**EXERCISE DESCRIPTION**. Please output the lines shown below exactly as they appear.

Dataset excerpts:
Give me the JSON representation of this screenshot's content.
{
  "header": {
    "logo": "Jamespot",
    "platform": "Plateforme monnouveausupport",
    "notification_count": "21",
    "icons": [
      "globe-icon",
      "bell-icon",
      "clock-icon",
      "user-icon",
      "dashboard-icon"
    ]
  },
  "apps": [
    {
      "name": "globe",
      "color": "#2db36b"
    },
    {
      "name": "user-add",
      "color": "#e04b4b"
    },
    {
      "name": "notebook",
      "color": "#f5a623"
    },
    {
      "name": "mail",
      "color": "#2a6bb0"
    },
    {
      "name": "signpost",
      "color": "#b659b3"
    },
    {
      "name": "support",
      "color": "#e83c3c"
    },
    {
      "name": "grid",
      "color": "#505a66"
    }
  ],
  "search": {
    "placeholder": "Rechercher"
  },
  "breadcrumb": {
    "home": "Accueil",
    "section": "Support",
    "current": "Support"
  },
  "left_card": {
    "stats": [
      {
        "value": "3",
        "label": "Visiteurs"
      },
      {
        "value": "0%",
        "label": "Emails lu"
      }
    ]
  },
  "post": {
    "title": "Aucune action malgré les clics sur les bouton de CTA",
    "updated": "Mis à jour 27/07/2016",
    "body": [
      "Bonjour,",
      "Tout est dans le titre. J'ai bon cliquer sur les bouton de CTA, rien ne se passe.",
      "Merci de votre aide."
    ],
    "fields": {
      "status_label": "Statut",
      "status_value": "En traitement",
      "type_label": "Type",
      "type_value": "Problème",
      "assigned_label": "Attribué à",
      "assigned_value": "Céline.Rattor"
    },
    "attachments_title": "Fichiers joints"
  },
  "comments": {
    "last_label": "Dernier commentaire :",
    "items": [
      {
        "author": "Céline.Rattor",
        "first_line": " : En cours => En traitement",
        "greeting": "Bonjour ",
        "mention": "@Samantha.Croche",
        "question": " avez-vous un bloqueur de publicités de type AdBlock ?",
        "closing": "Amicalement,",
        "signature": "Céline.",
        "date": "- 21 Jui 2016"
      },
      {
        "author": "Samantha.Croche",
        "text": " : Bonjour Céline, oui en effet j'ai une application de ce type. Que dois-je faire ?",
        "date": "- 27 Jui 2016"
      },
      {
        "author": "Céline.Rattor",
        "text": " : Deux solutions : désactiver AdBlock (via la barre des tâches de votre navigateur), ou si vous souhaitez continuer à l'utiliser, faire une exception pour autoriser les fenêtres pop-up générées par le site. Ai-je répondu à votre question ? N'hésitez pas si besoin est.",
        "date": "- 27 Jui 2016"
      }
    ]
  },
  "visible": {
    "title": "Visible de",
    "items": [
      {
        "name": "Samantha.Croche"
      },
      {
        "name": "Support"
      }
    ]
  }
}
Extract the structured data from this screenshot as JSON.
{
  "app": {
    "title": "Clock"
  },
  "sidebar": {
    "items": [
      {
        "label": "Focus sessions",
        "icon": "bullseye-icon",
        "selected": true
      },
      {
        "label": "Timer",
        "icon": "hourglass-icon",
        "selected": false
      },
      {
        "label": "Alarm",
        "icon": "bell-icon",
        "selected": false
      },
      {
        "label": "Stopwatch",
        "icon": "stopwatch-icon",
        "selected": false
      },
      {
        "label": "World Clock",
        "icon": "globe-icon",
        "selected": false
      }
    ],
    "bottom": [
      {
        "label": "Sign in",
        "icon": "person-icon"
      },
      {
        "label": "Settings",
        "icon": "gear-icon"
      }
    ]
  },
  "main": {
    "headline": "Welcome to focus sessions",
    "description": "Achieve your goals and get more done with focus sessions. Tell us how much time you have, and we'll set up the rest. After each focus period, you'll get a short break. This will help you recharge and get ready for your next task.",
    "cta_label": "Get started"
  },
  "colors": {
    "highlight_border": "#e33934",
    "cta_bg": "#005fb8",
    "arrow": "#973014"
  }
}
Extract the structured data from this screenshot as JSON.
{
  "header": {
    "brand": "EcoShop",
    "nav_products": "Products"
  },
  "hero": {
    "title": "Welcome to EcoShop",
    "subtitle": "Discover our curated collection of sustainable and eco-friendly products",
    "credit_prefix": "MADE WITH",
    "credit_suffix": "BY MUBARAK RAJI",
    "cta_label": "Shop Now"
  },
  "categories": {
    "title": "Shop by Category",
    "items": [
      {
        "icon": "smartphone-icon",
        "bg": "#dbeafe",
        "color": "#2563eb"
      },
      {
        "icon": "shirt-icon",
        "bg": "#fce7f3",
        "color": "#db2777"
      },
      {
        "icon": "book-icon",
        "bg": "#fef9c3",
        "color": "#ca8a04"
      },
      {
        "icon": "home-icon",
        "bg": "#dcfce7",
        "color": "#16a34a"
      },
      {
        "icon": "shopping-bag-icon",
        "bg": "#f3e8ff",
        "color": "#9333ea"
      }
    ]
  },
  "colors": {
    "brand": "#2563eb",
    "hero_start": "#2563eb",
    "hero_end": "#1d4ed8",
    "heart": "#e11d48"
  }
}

**THE REPLY**.
Give me the JSON representation of this screenshot's content.
{
  "header": {
    "logo": "Jamespot",
    "platform": "Plateforme monnouveausupport",
    "notification_count": "21",
    "icons": [
      "globe-icon",
      "bell-icon",
      "clock-icon",
      "user-icon",
      "dashboard-icon"
    ]
  },
  "apps": [
    {
      "name": "globe",
      "color": "#2db36b"
    },
    {
      "name": "user-add",
      "color": "#e04b4b"
    },
    {
      "name": "notebook",
      "color": "#f5a623"
    },
    {
      "name": "mail",
      "color": "#2a6bb0"
    },
    {
      "name": "signpost",
      "color": "#b659b3"
    },
    {
      "name": "support",
      "color": "#e83c3c"
    },
    {
      "name": "grid",
      "color": "#505a66"
    }
  ],
  "search": {
    "placeholder": "Rechercher"
  },
  "breadcrumb": {
    "home": "Accueil",
    "section": "Support",
    "current": "Support"
  },
  "left_card": {
    "stats": [
      {
        "value": "3",
        "label": "Visiteurs"
      },
      {
        "value": "0%",
        "label": "Emails lu"
      }
    ]
  },
  "post": {
    "title": "Aucune action malgré les clics sur les bouton de CTA",
    "updated": "Mis à jour 27/07/2016",
    "body": [
      "Bonjour,",
      "Tout est dans le titre. J'ai bon cliquer sur les bouton de CTA, rien ne se passe.",
      "Merci de votre aide."
    ],
    "fields": {
      "status_label": "Statut",
      "status_value": "En traitement",
      "type_label": "Type",
      "type_value": "Problème",
      "assigned_label": "Attribué à",
      "assigned_value": "Céline.Rattor"
    },
    "attachments_title": "Fichiers joints"
  },
  "comments": {
    "last_label": "Dernier commentaire :",
    "items": [
      {
        "author": "Céline.Rattor",
        "first_line": " : En cours => En traitement",
        "greeting": "Bonjour ",
        "mention": "@Samantha.Croche",
        "question": " avez-vous un bloqueur de publicités de type AdBlock ?",
        "closing": "Amicalement,",
        "signature": "Céline.",
        "date": "- 21 Jui 2016"
      },
      {
        "author": "Samantha.Croche",
        "text": " : Bonjour Céline, oui en effet j'ai une application de ce type. Que dois-je faire ?",
        "date": "- 27 Jui 2016"
      },
      {
        "author": "Céline.Rattor",
        "text": " : Deux solutions : désactiver AdBlock (via la barre des tâches de votre navigateur), ou si vous souhaitez continuer à l'utiliser, faire une exception pour autoriser les fenêtres pop-up générées par le site. Ai-je répondu à votre question ? N'hésitez pas si besoin est.",
        "date": "- 27 Jui 2016"
      }
    ]
  },
  "visible": {
    "title": "Visible de",
    "items": [
      {
        "name": "Samantha.Croche"
      },
      {
        "name": "Support"
      }
    ]
  }
}
Extract the structured data from this screenshot as JSON.
{
  "app": {
    "title": "Clock"
  },
  "sidebar": {
    "items": [
      {
        "label": "Focus sessions",
        "icon": "bullseye-icon",
        "selected": true
      },
      {
        "label": "Timer",
        "icon": "hourglass-icon",
        "selected": false
      },
      {
        "label": "Alarm",
        "icon": "bell-icon",
        "selected": false
      },
      {
        "label": "Stopwatch",
        "icon": "stopwatch-icon",
        "selected": false
      },
      {
        "label": "World Clock",
        "icon": "globe-icon",
        "selected": false
      }
    ],
    "bottom": [
      {
        "label": "Sign in",
        "icon": "person-icon"
      },
      {
        "label": "Settings",
        "icon": "gear-icon"
      }
    ]
  },
  "main": {
    "headline": "Welcome to focus sessions",
    "description": "Achieve your goals and get more done with focus sessions. Tell us how much time you have, and we'll set up the rest. After each focus period, you'll get a short break. This will help you recharge and get ready for your next task.",
    "cta_label": "Get started"
  },
  "colors": {
    "highlight_border": "#e33934",
    "cta_bg": "#005fb8",
    "arrow": "#973014"
  }
}
Extract the structured data from this screenshot as JSON.
{
  "header": {
    "brand": "EcoShop",
    "nav_products": "Products"
  },
  "hero": {
    "title": "Welcome to EcoShop",
    "subtitle": "Discover our curated collection of sustainable and eco-friendly products",
    "credit_prefix": "MADE WITH",
    "credit_suffix": "BY MUBARAK RAJI",
    "cta_label": "Shop Now"
  },
  "categories": {
    "title": "Shop by Category",
    "items": [
      {
        "icon": "smartphone-icon",
        "bg": "#dbeafe",
        "color": "#2563eb"
      },
      {
        "icon": "shirt-icon",
        "bg": "#fce7f3",
        "color": "#db2777"
      },
      {
        "icon": "book-icon",
        "bg": "#fef9c3",
        "color": "#ca8a04"
      },
      {
        "icon": "home-icon",
        "bg": "#dcfce7",
        "color": "#16a34a"
      },
      {
        "icon": "shopping-bag-icon",
        "bg": "#f3e8ff",
        "color": "#9333ea"
      }
    ]
  },
  "colors": {
    "brand": "#2563eb",
    "hero_start": "#2563eb",
    "hero_end": "#1d4ed8",
    "heart": "#e11d48"
  }
}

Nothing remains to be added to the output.